» Given records:
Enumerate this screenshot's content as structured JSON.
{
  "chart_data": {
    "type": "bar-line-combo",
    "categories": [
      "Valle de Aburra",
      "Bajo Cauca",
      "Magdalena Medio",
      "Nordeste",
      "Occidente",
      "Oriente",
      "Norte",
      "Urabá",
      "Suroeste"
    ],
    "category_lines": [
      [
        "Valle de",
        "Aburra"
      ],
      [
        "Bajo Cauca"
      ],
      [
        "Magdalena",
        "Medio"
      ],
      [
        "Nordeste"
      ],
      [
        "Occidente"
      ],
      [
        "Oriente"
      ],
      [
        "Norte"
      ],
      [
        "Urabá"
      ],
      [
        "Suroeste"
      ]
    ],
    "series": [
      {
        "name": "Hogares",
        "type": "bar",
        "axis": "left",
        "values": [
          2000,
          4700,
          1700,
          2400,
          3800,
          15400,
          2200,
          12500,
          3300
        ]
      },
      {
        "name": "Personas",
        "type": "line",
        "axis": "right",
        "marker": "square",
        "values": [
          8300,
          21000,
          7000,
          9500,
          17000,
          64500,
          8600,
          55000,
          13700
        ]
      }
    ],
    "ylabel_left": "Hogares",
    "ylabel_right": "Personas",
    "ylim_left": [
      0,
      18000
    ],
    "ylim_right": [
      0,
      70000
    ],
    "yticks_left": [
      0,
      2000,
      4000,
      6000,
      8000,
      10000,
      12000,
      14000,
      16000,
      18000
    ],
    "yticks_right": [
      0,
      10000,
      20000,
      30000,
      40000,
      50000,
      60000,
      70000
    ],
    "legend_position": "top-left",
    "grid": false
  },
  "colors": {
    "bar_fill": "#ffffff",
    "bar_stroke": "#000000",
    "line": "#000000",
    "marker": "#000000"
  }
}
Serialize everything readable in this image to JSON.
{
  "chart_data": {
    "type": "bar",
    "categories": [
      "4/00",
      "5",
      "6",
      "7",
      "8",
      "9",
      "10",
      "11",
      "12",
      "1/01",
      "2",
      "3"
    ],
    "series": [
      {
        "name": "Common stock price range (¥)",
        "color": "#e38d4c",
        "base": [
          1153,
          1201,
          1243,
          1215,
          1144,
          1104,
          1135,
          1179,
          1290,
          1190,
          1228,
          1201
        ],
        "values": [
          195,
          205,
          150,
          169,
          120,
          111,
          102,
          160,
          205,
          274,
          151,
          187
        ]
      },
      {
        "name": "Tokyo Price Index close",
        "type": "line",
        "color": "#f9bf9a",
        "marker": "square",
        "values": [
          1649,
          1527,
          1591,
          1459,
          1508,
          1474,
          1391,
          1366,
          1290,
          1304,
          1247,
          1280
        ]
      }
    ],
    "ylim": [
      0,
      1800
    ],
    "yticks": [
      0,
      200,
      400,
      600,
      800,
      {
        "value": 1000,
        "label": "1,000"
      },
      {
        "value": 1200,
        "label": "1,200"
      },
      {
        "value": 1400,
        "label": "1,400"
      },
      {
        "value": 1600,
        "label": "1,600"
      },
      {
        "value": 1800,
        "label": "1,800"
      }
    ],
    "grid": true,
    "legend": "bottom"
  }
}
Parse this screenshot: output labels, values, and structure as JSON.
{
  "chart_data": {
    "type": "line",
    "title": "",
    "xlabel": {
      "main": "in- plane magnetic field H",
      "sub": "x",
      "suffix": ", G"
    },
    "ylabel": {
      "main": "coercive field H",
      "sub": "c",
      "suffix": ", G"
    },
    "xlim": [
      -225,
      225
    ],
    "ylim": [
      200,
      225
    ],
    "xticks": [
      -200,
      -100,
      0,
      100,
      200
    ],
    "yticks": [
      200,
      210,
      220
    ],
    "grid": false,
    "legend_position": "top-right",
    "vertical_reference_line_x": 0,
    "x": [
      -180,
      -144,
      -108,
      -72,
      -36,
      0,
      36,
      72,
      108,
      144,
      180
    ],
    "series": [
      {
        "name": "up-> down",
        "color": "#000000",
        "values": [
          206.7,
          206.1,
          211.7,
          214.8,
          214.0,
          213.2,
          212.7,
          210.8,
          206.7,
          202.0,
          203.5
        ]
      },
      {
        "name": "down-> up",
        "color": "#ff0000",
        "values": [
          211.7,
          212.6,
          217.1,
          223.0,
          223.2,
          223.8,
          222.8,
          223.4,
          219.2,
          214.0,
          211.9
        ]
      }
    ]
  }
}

» Exercise details:
Reproduce every line above without error.

» Final result:
Enumerate this screenshot's content as structured JSON.
{
  "chart_data": {
    "type": "bar-line-combo",
    "categories": [
      "Valle de Aburra",
      "Bajo Cauca",
      "Magdalena Medio",
      "Nordeste",
      "Occidente",
      "Oriente",
      "Norte",
      "Urabá",
      "Suroeste"
    ],
    "category_lines": [
      [
        "Valle de",
        "Aburra"
      ],
      [
        "Bajo Cauca"
      ],
      [
        "Magdalena",
        "Medio"
      ],
      [
        "Nordeste"
      ],
      [
        "Occidente"
      ],
      [
        "Oriente"
      ],
      [
        "Norte"
      ],
      [
        "Urabá"
      ],
      [
        "Suroeste"
      ]
    ],
    "series": [
      {
        "name": "Hogares",
        "type": "bar",
        "axis": "left",
        "values": [
          2000,
          4700,
          1700,
          2400,
          3800,
          15400,
          2200,
          12500,
          3300
        ]
      },
      {
        "name": "Personas",
        "type": "line",
        "axis": "right",
        "marker": "square",
        "values": [
          8300,
          21000,
          7000,
          9500,
          17000,
          64500,
          8600,
          55000,
          13700
        ]
      }
    ],
    "ylabel_left": "Hogares",
    "ylabel_right": "Personas",
    "ylim_left": [
      0,
      18000
    ],
    "ylim_right": [
      0,
      70000
    ],
    "yticks_left": [
      0,
      2000,
      4000,
      6000,
      8000,
      10000,
      12000,
      14000,
      16000,
      18000
    ],
    "yticks_right": [
      0,
      10000,
      20000,
      30000,
      40000,
      50000,
      60000,
      70000
    ],
    "legend_position": "top-left",
    "grid": false
  },
  "colors": {
    "bar_fill": "#ffffff",
    "bar_stroke": "#000000",
    "line": "#000000",
    "marker": "#000000"
  }
}
Serialize everything readable in this image to JSON.
{
  "chart_data": {
    "type": "bar",
    "categories": [
      "4/00",
      "5",
      "6",
      "7",
      "8",
      "9",
      "10",
      "11",
      "12",
      "1/01",
      "2",
      "3"
    ],
    "series": [
      {
        "name": "Common stock price range (¥)",
        "color": "#e38d4c",
        "base": [
          1153,
          1201,
          1243,
          1215,
          1144,
          1104,
          1135,
          1179,
          1290,
          1190,
          1228,
          1201
        ],
        "values": [
          195,
          205,
          150,
          169,
          120,
          111,
          102,
          160,
          205,
          274,
          151,
          187
        ]
      },
      {
        "name": "Tokyo Price Index close",
        "type": "line",
        "color": "#f9bf9a",
        "marker": "square",
        "values": [
          1649,
          1527,
          1591,
          1459,
          1508,
          1474,
          1391,
          1366,
          1290,
          1304,
          1247,
          1280
        ]
      }
    ],
    "ylim": [
      0,
      1800
    ],
    "yticks": [
      0,
      200,
      400,
      600,
      800,
      {
        "value": 1000,
        "label": "1,000"
      },
      {
        "value": 1200,
        "label": "1,200"
      },
      {
        "value": 1400,
        "label": "1,400"
      },
      {
        "value": 1600,
        "label": "1,600"
      },
      {
        "value": 1800,
        "label": "1,800"
      }
    ],
    "grid": true,
    "legend": "bottom"
  }
}
Parse this screenshot: output labels, values, and structure as JSON.
{
  "chart_data": {
    "type": "line",
    "title": "",
    "xlabel": {
      "main": "in- plane magnetic field H",
      "sub": "x",
      "suffix": ", G"
    },
    "ylabel": {
      "main": "coercive field H",
      "sub": "c",
      "suffix": ", G"
    },
    "xlim": [
      -225,
      225
    ],
    "ylim": [
      200,
      225
    ],
    "xticks": [
      -200,
      -100,
      0,
      100,
      200
    ],
    "yticks": [
      200,
      210,
      220
    ],
    "grid": false,
    "legend_position": "top-right",
    "vertical_reference_line_x": 0,
    "x": [
      -180,
      -144,
      -108,
      -72,
      -36,
      0,
      36,
      72,
      108,
      144,
      180
    ],
    "series": [
      {
        "name": "up-> down",
        "color": "#000000",
        "values": [
          206.7,
          206.1,
          211.7,
          214.8,
          214.0,
          213.2,
          212.7,
          210.8,
          206.7,
          202.0,
          203.5
        ]
      },
      {
        "name": "down-> up",
        "color": "#ff0000",
        "values": [
          211.7,
          212.6,
          217.1,
          223.0,
          223.2,
          223.8,
          222.8,
          223.4,
          219.2,
          214.0,
          211.9
        ]
      }
    ]
  }
}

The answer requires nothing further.